Problem statement: Using the records that follow, copy every line containing the word "Mona".

(Records from a data collection)
******

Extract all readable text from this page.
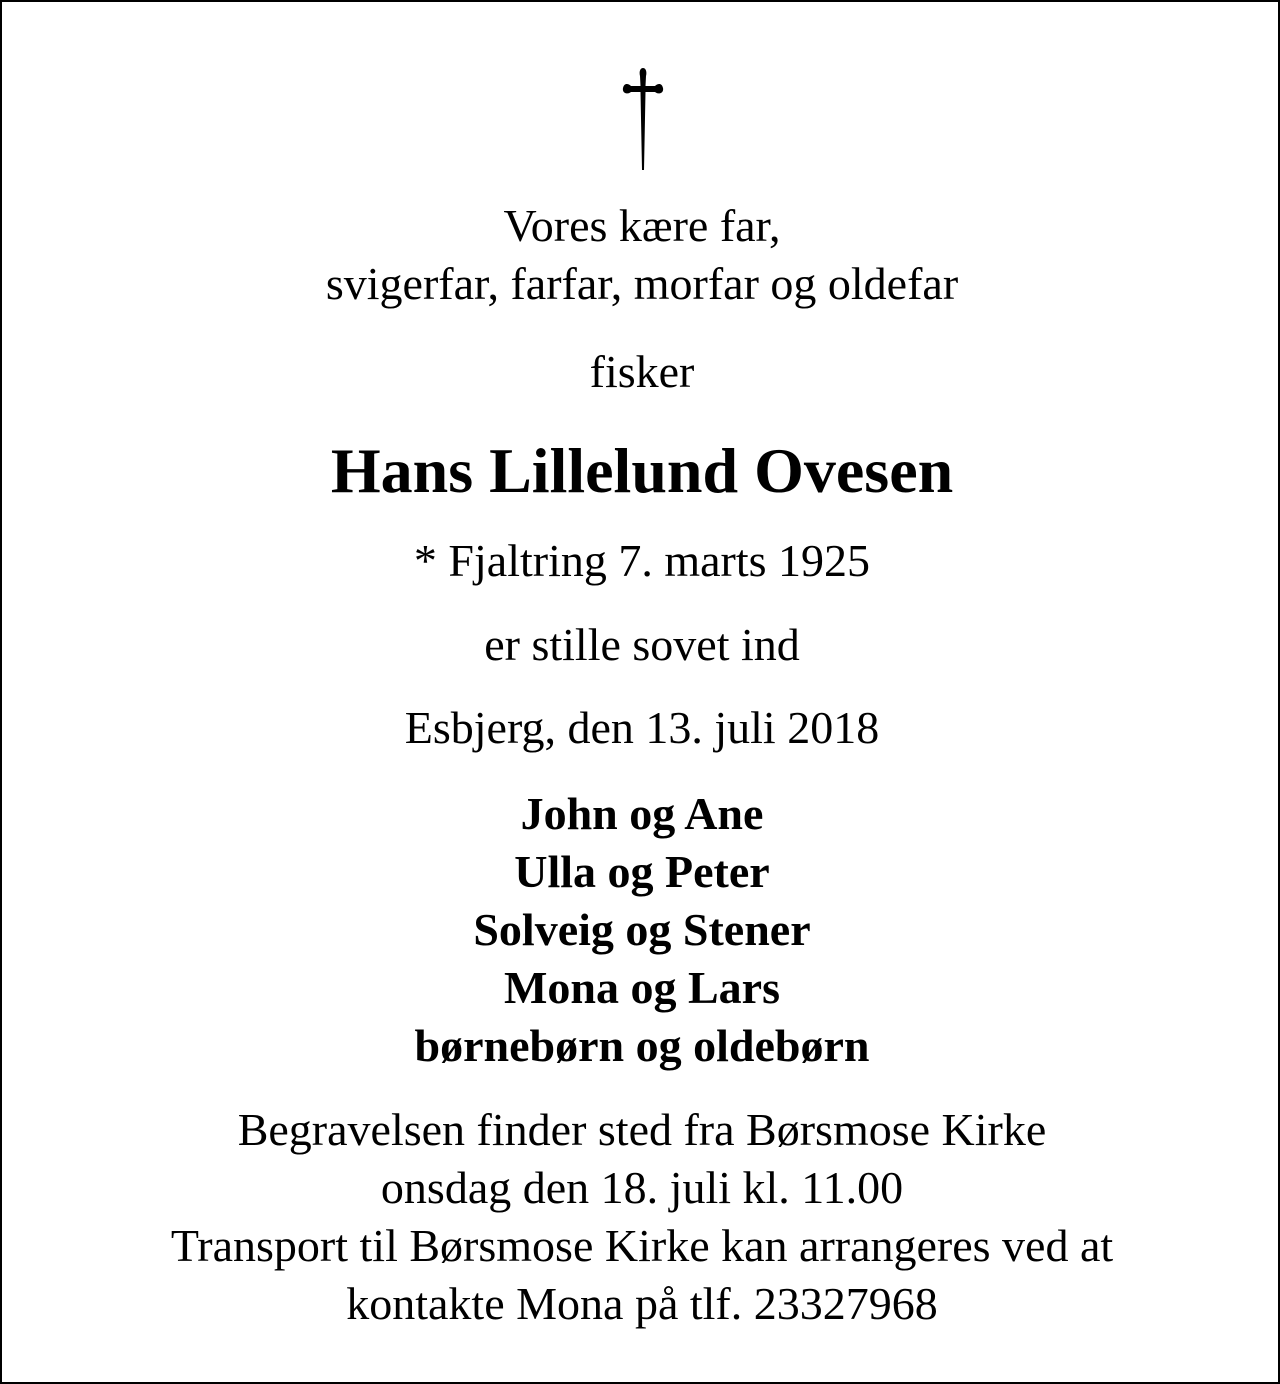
Vores kære far,
svigerfar, farfar, morfar og oldefar
fisker
Hans Lillelund Ovesen
* Fjaltring 7. marts 1925
er stille sovet ind
Esbjerg, den 13. juli 2018
John og Ane
Ulla og Peter
Solveig og Stener
Mona og Lars
børnebørn og oldebørn
Begravelsen finder sted fra Børsmose Kirke
onsdag den 18. juli kl. 11.00
Transport til Børsmose Kirke kan arrangeres ved at
kontakte Mona på tlf. 23327968
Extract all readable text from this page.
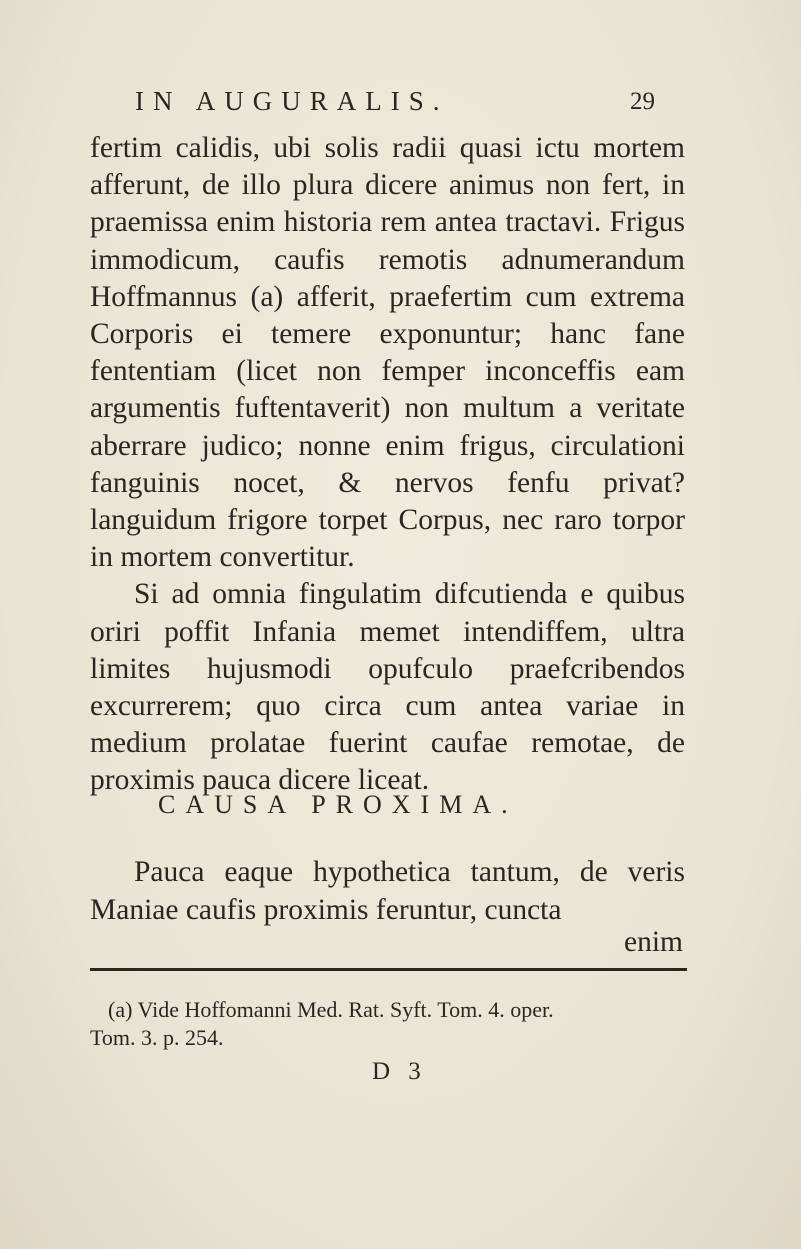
IN AUGURALIS.	29

fertim calidis, ubi solis radii quasi ictu mortem afferunt, de illo plura dicere animus non fert, in praemissa enim historia rem antea tractavi. Frigus immodicum, caufis remotis adnumerandum Hoffmannus (a) afferit, praefertim cum extrema Corporis ei temere exponuntur; hanc fane fententiam (licet non femper inconceffis eam argumentis fuftentaverit) non multum a veritate aberrare judico; nonne enim frigus, circulationi fanguinis nocet, & nervos fenfu privat? languidum frigore torpet Corpus, nec raro torpor in mortem convertitur.

Si ad omnia fingulatim difcutienda e quibus oriri poffit Infania memet intendiffem, ultra limites hujusmodi opufculo praefcribendos excurrerem; quo circa cum antea variae in medium prolatae fuerint caufae remotae, de proximis pauca dicere liceat.

CAUSA PROXIMA.

Pauca eaque hypothetica tantum, de veris Maniae caufis proximis feruntur, cuncta

enim

(a) Vide Hoffomanni Med. Rat. Syft. Tom. 4. oper.

Tom. 3. p. 254.

D 3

******

Response for this exercise:
Mona og Lars
kontakte Mona på tlf. 23327968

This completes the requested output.